Exercise requirements
Keep only the lines that hold the string "chirurgie", filtering out the rest of the entries below.

####

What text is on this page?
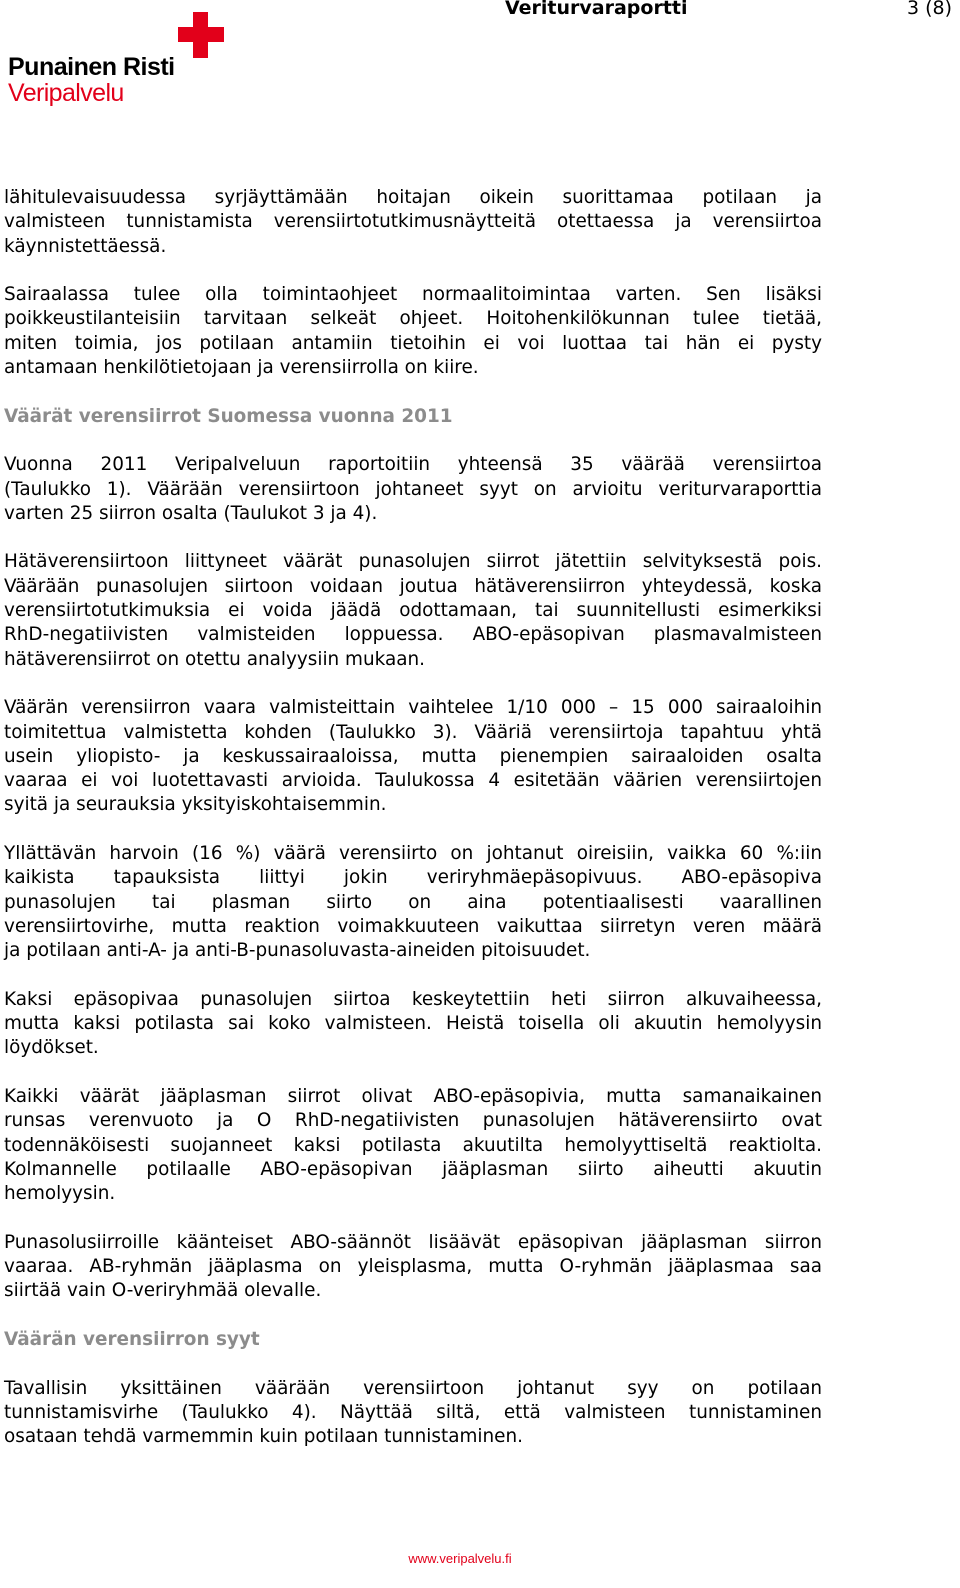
Veriturvaraportti	3 (8)
Punainen Risti
Veripalvelu
lähitulevaisuudessa syrjäyttämään hoitajan oikein suorittamaa potilaan ja
valmisteen tunnistamista verensiirtotutkimusnäytteitä otettaessa ja verensiirtoa
käynnistettäessä.
Sairaalassa tulee olla toimintaohjeet normaalitoimintaa varten. Sen lisäksi
poikkeustilanteisiin tarvitaan selkeät ohjeet. Hoitohenkilökunnan tulee tietää,
miten toimia, jos potilaan antamiin tietoihin ei voi luottaa tai hän ei pysty
antamaan henkilötietojaan ja verensiirrolla on kiire.
Väärät verensiirrot Suomessa vuonna 2011
Vuonna 2011 Veripalveluun raportoitiin yhteensä 35 väärää verensiirtoa
(Taulukko 1). Väärään verensiirtoon johtaneet syyt on arvioitu veriturvaraporttia
varten 25 siirron osalta (Taulukot 3 ja 4).
Hätäverensiirtoon liittyneet väärät punasolujen siirrot jätettiin selvityksestä pois.
Väärään punasolujen siirtoon voidaan joutua hätäverensiirron yhteydessä, koska
verensiirtotutkimuksia ei voida jäädä odottamaan, tai suunnitellusti esimerkiksi
RhD-negatiivisten valmisteiden loppuessa. ABO-epäsopivan plasmavalmisteen
hätäverensiirrot on otettu analyysiin mukaan.
Väärän verensiirron vaara valmisteittain vaihtelee 1/10 000 – 15 000 sairaaloihin
toimitettua valmistetta kohden (Taulukko 3). Vääriä verensiirtoja tapahtuu yhtä
usein yliopisto- ja keskussairaaloissa, mutta pienempien sairaaloiden osalta
vaaraa ei voi luotettavasti arvioida. Taulukossa 4 esitetään väärien verensiirtojen
syitä ja seurauksia yksityiskohtaisemmin.
Yllättävän harvoin (16 %) väärä verensiirto on johtanut oireisiin, vaikka 60 %:iin
kaikista tapauksista liittyi jokin veriryhmäepäsopivuus. ABO-epäsopiva
punasolujen tai plasman siirto on aina potentiaalisesti vaarallinen
verensiirtovirhe, mutta reaktion voimakkuuteen vaikuttaa siirretyn veren määrä
ja potilaan anti-A- ja anti-B-punasoluvasta-aineiden pitoisuudet.
Kaksi epäsopivaa punasolujen siirtoa keskeytettiin heti siirron alkuvaiheessa,
mutta kaksi potilasta sai koko valmisteen. Heistä toisella oli akuutin hemolyysin
löydökset.
Kaikki väärät jääplasman siirrot olivat ABO-epäsopivia, mutta samanaikainen
runsas verenvuoto ja O RhD-negatiivisten punasolujen hätäverensiirto ovat
todennäköisesti suojanneet kaksi potilasta akuutilta hemolyyttiseltä reaktiolta.
Kolmannelle potilaalle ABO-epäsopivan jääplasman siirto aiheutti akuutin
hemolyysin.
Punasolusiirroille käänteiset ABO-säännöt lisäävät epäsopivan jääplasman siirron
vaaraa. AB-ryhmän jääplasma on yleisplasma, mutta O-ryhmän jääplasmaa saa
siirtää vain O-veriryhmää olevalle.
Väärän verensiirron syyt
Tavallisin yksittäinen väärään verensiirtoon johtanut syy on potilaan
tunnistamisvirhe (Taulukko 4). Näyttää siltä, että valmisteen tunnistaminen
osataan tehdä varmemmin kuin potilaan tunnistaminen.
www.veripalvelu.fi
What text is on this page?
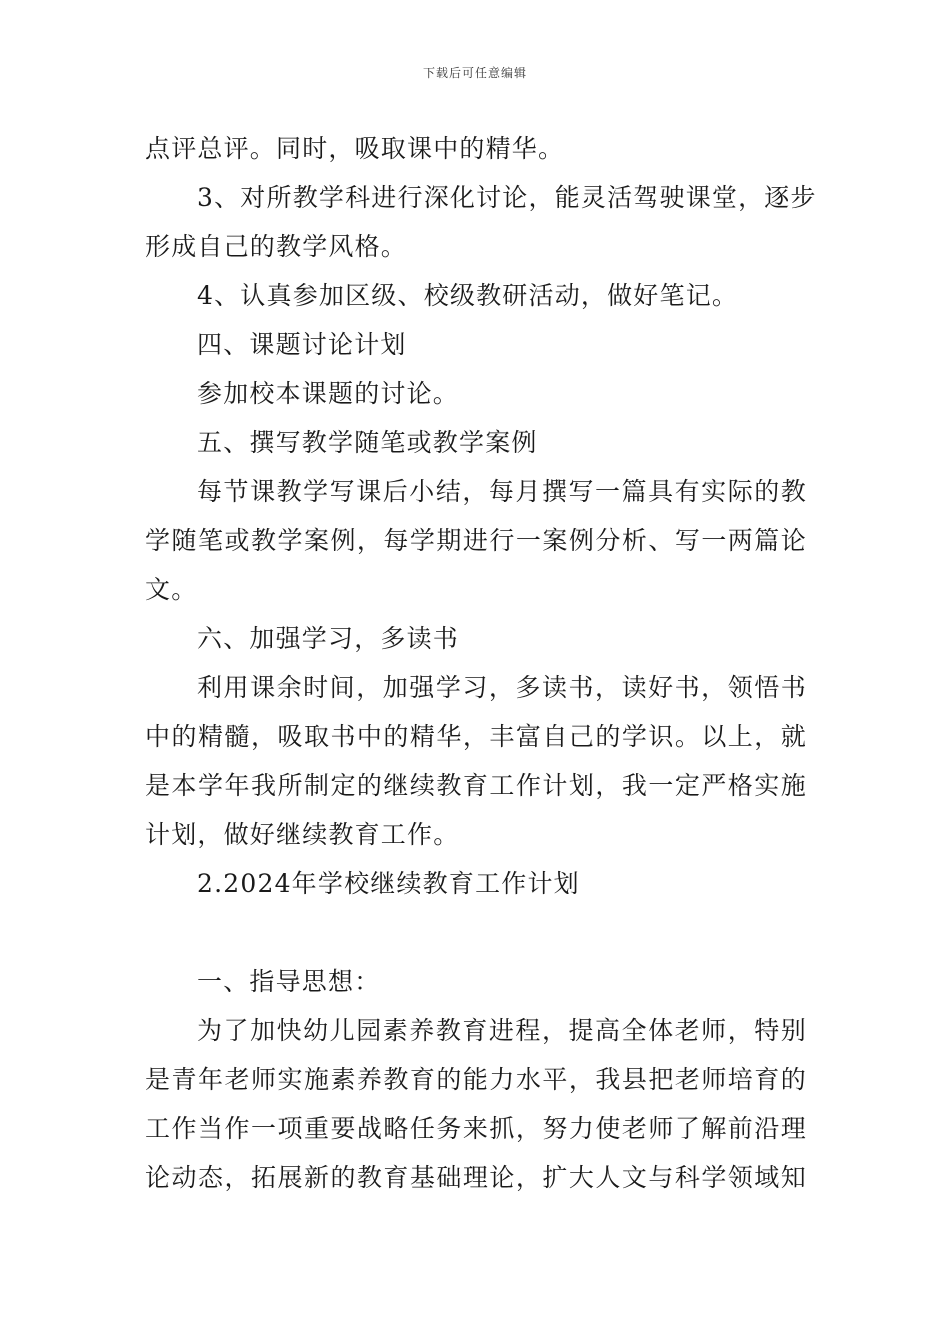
下载后可任意编辑
点评总评。同时，吸取课中的精华。
3、对所教学科进行深化讨论，能灵活驾驶课堂，逐步
形成自己的教学风格。
4、认真参加区级、校级教研活动，做好笔记。
四、课题讨论计划
参加校本课题的讨论。
五、撰写教学随笔或教学案例
每节课教学写课后小结，每月撰写一篇具有实际的教
学随笔或教学案例，每学期进行一案例分析、写一两篇论
文。
六、加强学习，多读书
利用课余时间，加强学习，多读书，读好书，领悟书
中的精髓，吸取书中的精华，丰富自己的学识。以上，就
是本学年我所制定的继续教育工作计划，我一定严格实施
计划，做好继续教育工作。
2.2024年学校继续教育工作计划
一、指导思想：
为了加快幼儿园素养教育进程，提高全体老师，特别
是青年老师实施素养教育的能力水平，我县把老师培育的
工作当作一项重要战略任务来抓，努力使老师了解前沿理
论动态，拓展新的教育基础理论，扩大人文与科学领域知
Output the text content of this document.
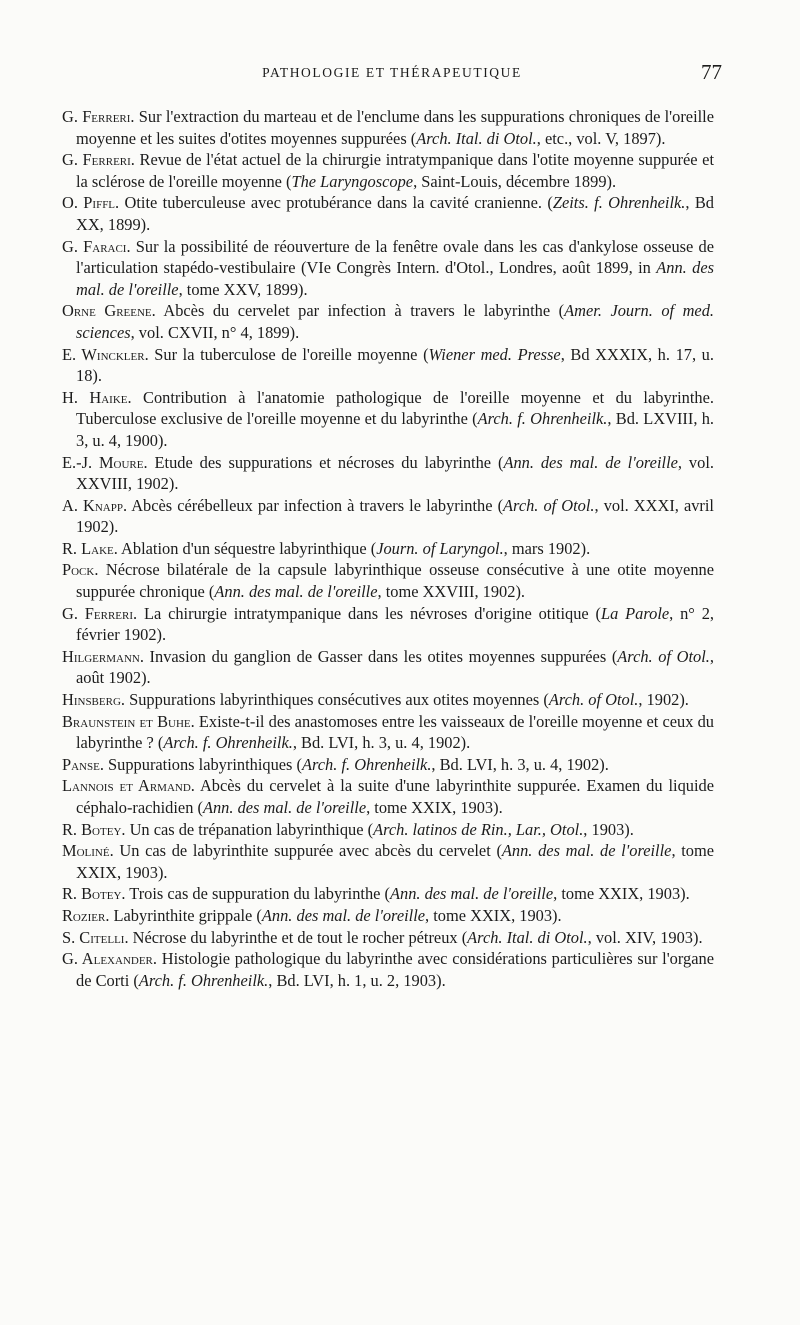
PATHOLOGIE ET THÉRAPEUTIQUE	77
G. Ferreri. Sur l'extraction du marteau et de l'enclume dans les suppurations chroniques de l'oreille moyenne et les suites d'otites moyennes suppurées (Arch. Ital. di Otol., etc., vol. V, 1897).
G. Ferreri. Revue de l'état actuel de la chirurgie intratympanique dans l'otite moyenne suppurée et la sclérose de l'oreille moyenne (The Laryngoscope, Saint-Louis, décembre 1899).
O. Piffl. Otite tuberculeuse avec protubérance dans la cavité cranienne. (Zeits. f. Ohrenheilk., Bd XX, 1899).
G. Faraci. Sur la possibilité de réouverture de la fenêtre ovale dans les cas d'ankylose osseuse de l'articulation stapédo-vestibulaire (VIe Congrès Intern. d'Otol., Londres, août 1899, in Ann. des mal. de l'oreille, tome XXV, 1899).
Orne Greene. Abcès du cervelet par infection à travers le labyrinthe (Amer. Journ. of med. sciences, vol. CXVII, n° 4, 1899).
E. Winckler. Sur la tuberculose de l'oreille moyenne (Wiener med. Presse, Bd XXXIX, h. 17, u. 18).
H. Haike. Contribution à l'anatomie pathologique de l'oreille moyenne et du labyrinthe. Tuberculose exclusive de l'oreille moyenne et du labyrinthe (Arch. f. Ohrenheilk., Bd. LXVIII, h. 3, u. 4, 1900).
E.-J. Moure. Etude des suppurations et nécroses du labyrinthe (Ann. des mal. de l'oreille, vol. XXVIII, 1902).
A. Knapp. Abcès cérébelleux par infection à travers le labyrinthe (Arch. of Otol., vol. XXXI, avril 1902).
R. Lake. Ablation d'un séquestre labyrinthique (Journ. of Laryngol., mars 1902).
Pock. Nécrose bilatérale de la capsule labyrinthique osseuse consécutive à une otite moyenne suppurée chronique (Ann. des mal. de l'oreille, tome XXVIII, 1902).
G. Ferreri. La chirurgie intratympanique dans les névroses d'origine otitique (La Parole, n° 2, février 1902).
Hilgermann. Invasion du ganglion de Gasser dans les otites moyennes suppurées (Arch. of Otol., août 1902).
Hinsberg. Suppurations labyrinthiques consécutives aux otites moyennes (Arch. of Otol., 1902).
Braunstein et Buhe. Existe-t-il des anastomoses entre les vaisseaux de l'oreille moyenne et ceux du labyrinthe ? (Arch. f. Ohrenheilk., Bd. LVI, h. 3, u. 4, 1902).
Panse. Suppurations labyrinthiques (Arch. f. Ohrenheilk., Bd. LVI, h. 3, u. 4, 1902).
Lannois et Armand. Abcès du cervelet à la suite d'une labyrinthite suppurée. Examen du liquide céphalo-rachidien (Ann. des mal. de l'oreille, tome XXIX, 1903).
R. Botey. Un cas de trépanation labyrinthique (Arch. latinos de Rin., Lar., Otol., 1903).
Moliné. Un cas de labyrinthite suppurée avec abcès du cervelet (Ann. des mal. de l'oreille, tome XXIX, 1903).
R. Botey. Trois cas de suppuration du labyrinthe (Ann. des mal. de l'oreille, tome XXIX, 1903).
Rozier. Labyrinthite grippale (Ann. des mal. de l'oreille, tome XXIX, 1903).
S. Citelli. Nécrose du labyrinthe et de tout le rocher pétreux (Arch. Ital. di Otol., vol. XIV, 1903).
G. Alexander. Histologie pathologique du labyrinthe avec considérations particulières sur l'organe de Corti (Arch. f. Ohrenheilk., Bd. LVI, h. 1, u. 2, 1903).
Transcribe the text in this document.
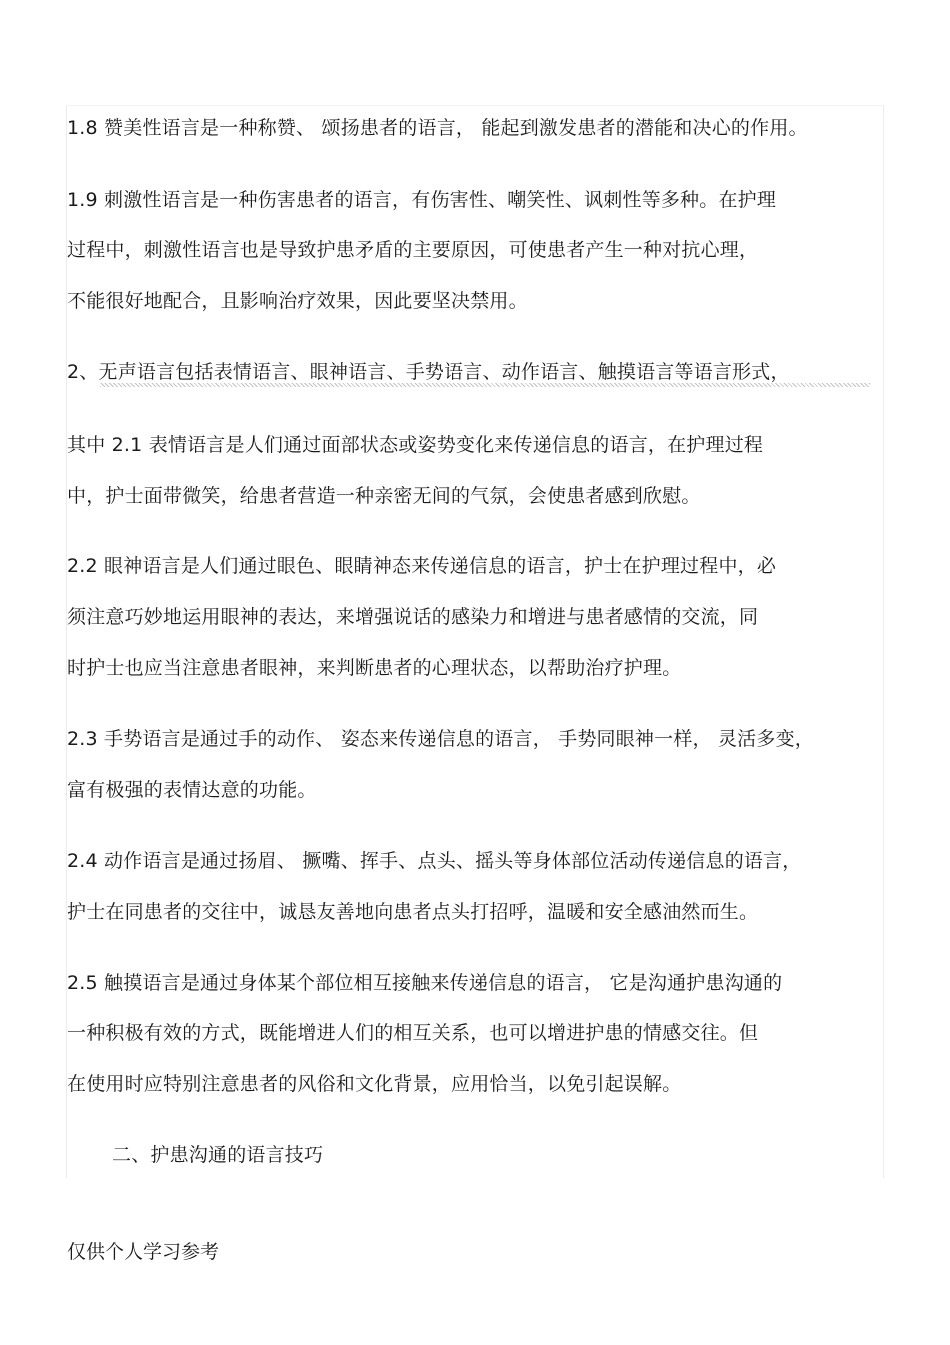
1.8 赞美性语言是一种称赞、 颂扬患者的语言， 能起到激发患者的潜能和决心的作用。
1.9 刺激性语言是一种伤害患者的语言，有伤害性、嘲笑性、讽刺性等多种。在护理
过程中，刺激性语言也是导致护患矛盾的主要原因，可使患者产生一种对抗心理，
不能很好地配合，且影响治疗效果，因此要坚决禁用。
2、无声语言包括表情语言、眼神语言、手势语言、动作语言、触摸语言等语言形式，
其中 2.1 表情语言是人们通过面部状态或姿势变化来传递信息的语言，在护理过程
中，护士面带微笑，给患者营造一种亲密无间的气氛，会使患者感到欣慰。
2.2 眼神语言是人们通过眼色、眼睛神态来传递信息的语言，护士在护理过程中，必
须注意巧妙地运用眼神的表达，来增强说话的感染力和增进与患者感情的交流，同
时护士也应当注意患者眼神，来判断患者的心理状态，以帮助治疗护理。
2.3 手势语言是通过手的动作、 姿态来传递信息的语言， 手势同眼神一样， 灵活多变，
富有极强的表情达意的功能。
2.4 动作语言是通过扬眉、 撅嘴、挥手、点头、摇头等身体部位活动传递信息的语言，
护士在同患者的交往中，诚恳友善地向患者点头打招呼，温暖和安全感油然而生。
2.5 触摸语言是通过身体某个部位相互接触来传递信息的语言， 它是沟通护患沟通的
一种积极有效的方式，既能增进人们的相互关系，也可以增进护患的情感交往。但
在使用时应特别注意患者的风俗和文化背景，应用恰当，以免引起误解。
二、护患沟通的语言技巧
仅供个人学习参考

####

Written answer
G. Ferreri. Revue de l'état actuel de la chirurgie intratympanique dans l'otite moyenne suppurée et la sclérose de l'oreille moyenne (The Laryngoscope, Saint-Louis, décembre 1899).
G. Ferreri. La chirurgie intratympanique dans les névroses d'origine otitique (La Parole, n° 2, février 1902).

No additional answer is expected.